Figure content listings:
+ + + + + + +
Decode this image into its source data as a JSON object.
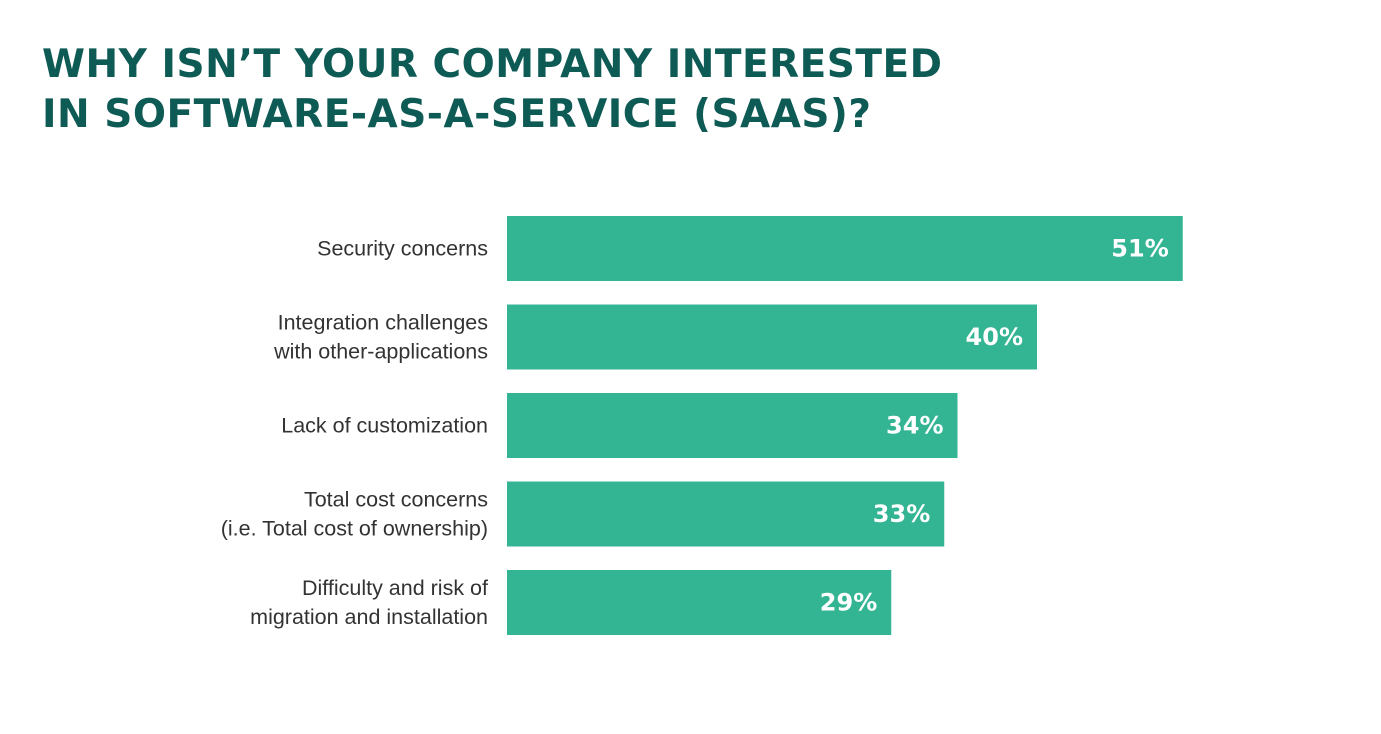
{
  "title": {
    "line1": "WHY ISN’T YOUR COMPANY INTERESTED",
    "line2": "IN SOFTWARE-AS-A-SERVICE (SAAS)?"
  },
  "colors": {
    "bar": "#33b594",
    "title": "#0e5a55",
    "label": "#333333",
    "value_text": "#ffffff"
  },
  "chart_data": {
    "type": "bar",
    "orientation": "horizontal",
    "title": "WHY ISN’T YOUR COMPANY INTERESTED IN SOFTWARE-AS-A-SERVICE (SAAS)?",
    "categories": [
      [
        "Security concerns"
      ],
      [
        "Integration challenges",
        "with other-applications"
      ],
      [
        "Lack of customization"
      ],
      [
        "Total cost concerns",
        "(i.e. Total cost of ownership)"
      ],
      [
        "Difficulty and risk of",
        "migration and installation"
      ]
    ],
    "values": [
      51,
      40,
      34,
      33,
      29
    ],
    "value_labels": [
      "51%",
      "40%",
      "34%",
      "33%",
      "29%"
    ],
    "unit": "%",
    "xlabel": "",
    "ylabel": "",
    "grid": false,
    "legend": "none"
  }
}
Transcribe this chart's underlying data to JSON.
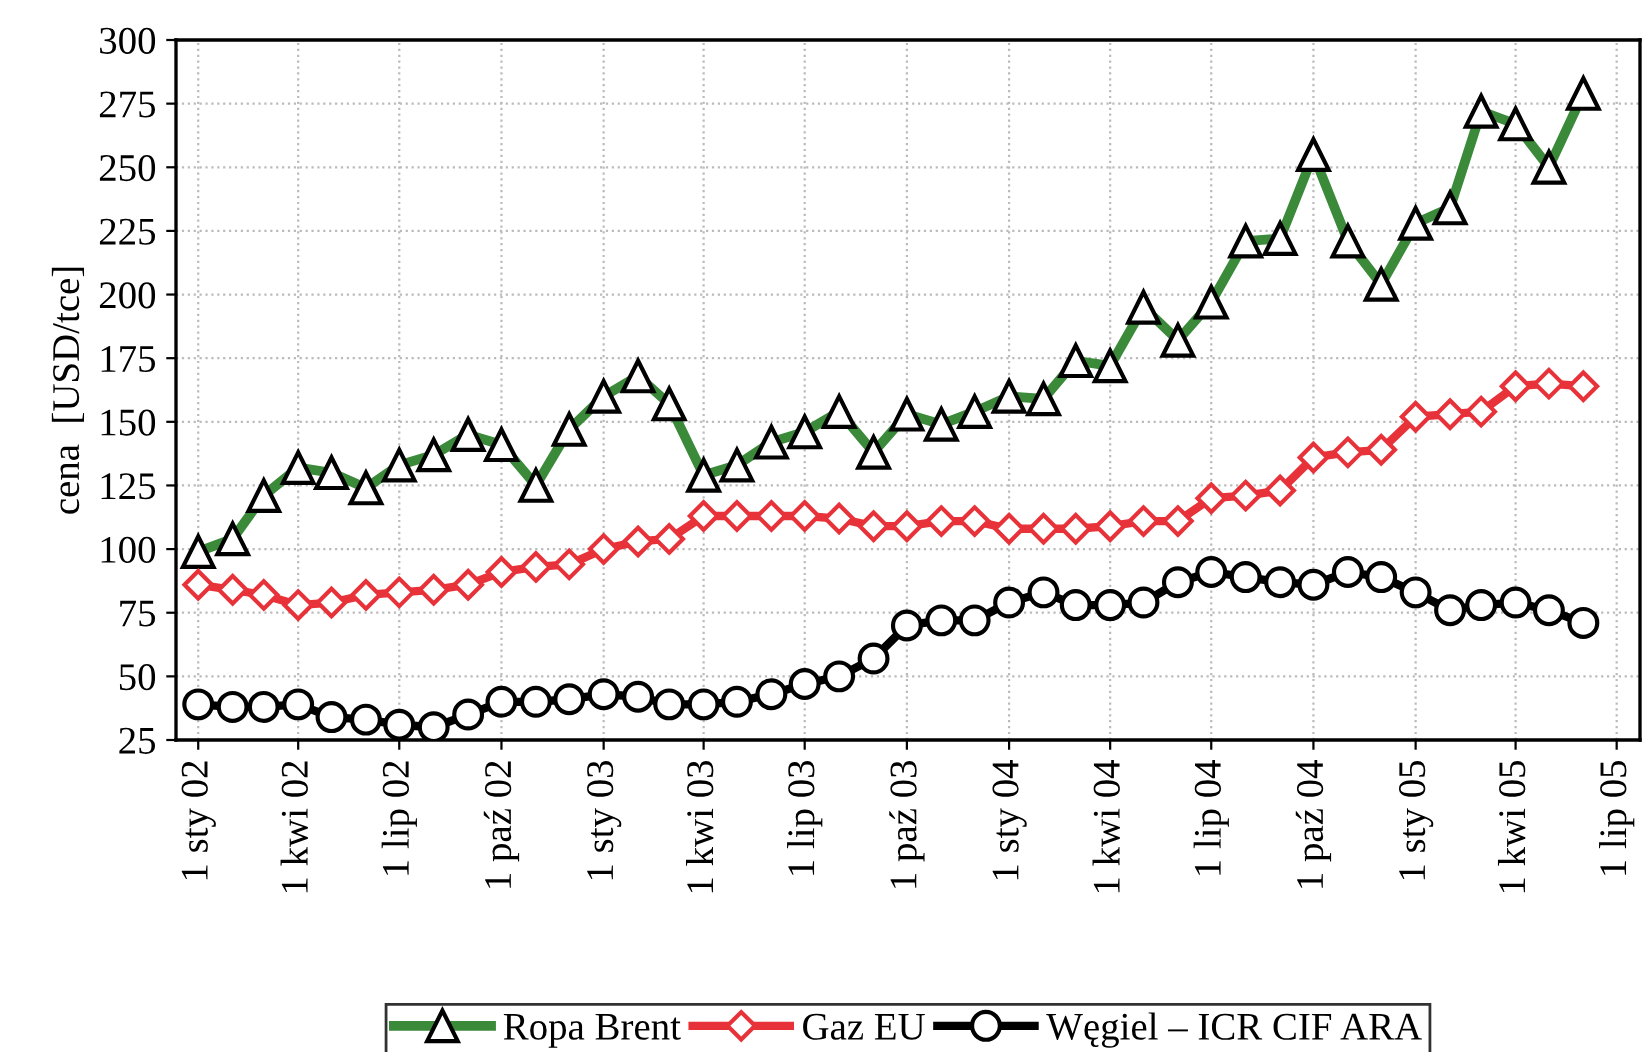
+ + + + + + +
▶ **Goal**
Reproduce all the entries that precede this task, word for word, minus any pictures.

▶ **Solution for this task**
Decode this image into its source data as a JSON object.
{
  "title": {
    "line1": "WHY ISN’T YOUR COMPANY INTERESTED",
    "line2": "IN SOFTWARE-AS-A-SERVICE (SAAS)?"
  },
  "colors": {
    "bar": "#33b594",
    "title": "#0e5a55",
    "label": "#333333",
    "value_text": "#ffffff"
  },
  "chart_data": {
    "type": "bar",
    "orientation": "horizontal",
    "title": "WHY ISN’T YOUR COMPANY INTERESTED IN SOFTWARE-AS-A-SERVICE (SAAS)?",
    "categories": [
      [
        "Security concerns"
      ],
      [
        "Integration challenges",
        "with other-applications"
      ],
      [
        "Lack of customization"
      ],
      [
        "Total cost concerns",
        "(i.e. Total cost of ownership)"
      ],
      [
        "Difficulty and risk of",
        "migration and installation"
      ]
    ],
    "values": [
      51,
      40,
      34,
      33,
      29
    ],
    "value_labels": [
      "51%",
      "40%",
      "34%",
      "33%",
      "29%"
    ],
    "unit": "%",
    "xlabel": "",
    "ylabel": "",
    "grid": false,
    "legend": "none"
  }
}
Transcribe this chart's underlying data to JSON.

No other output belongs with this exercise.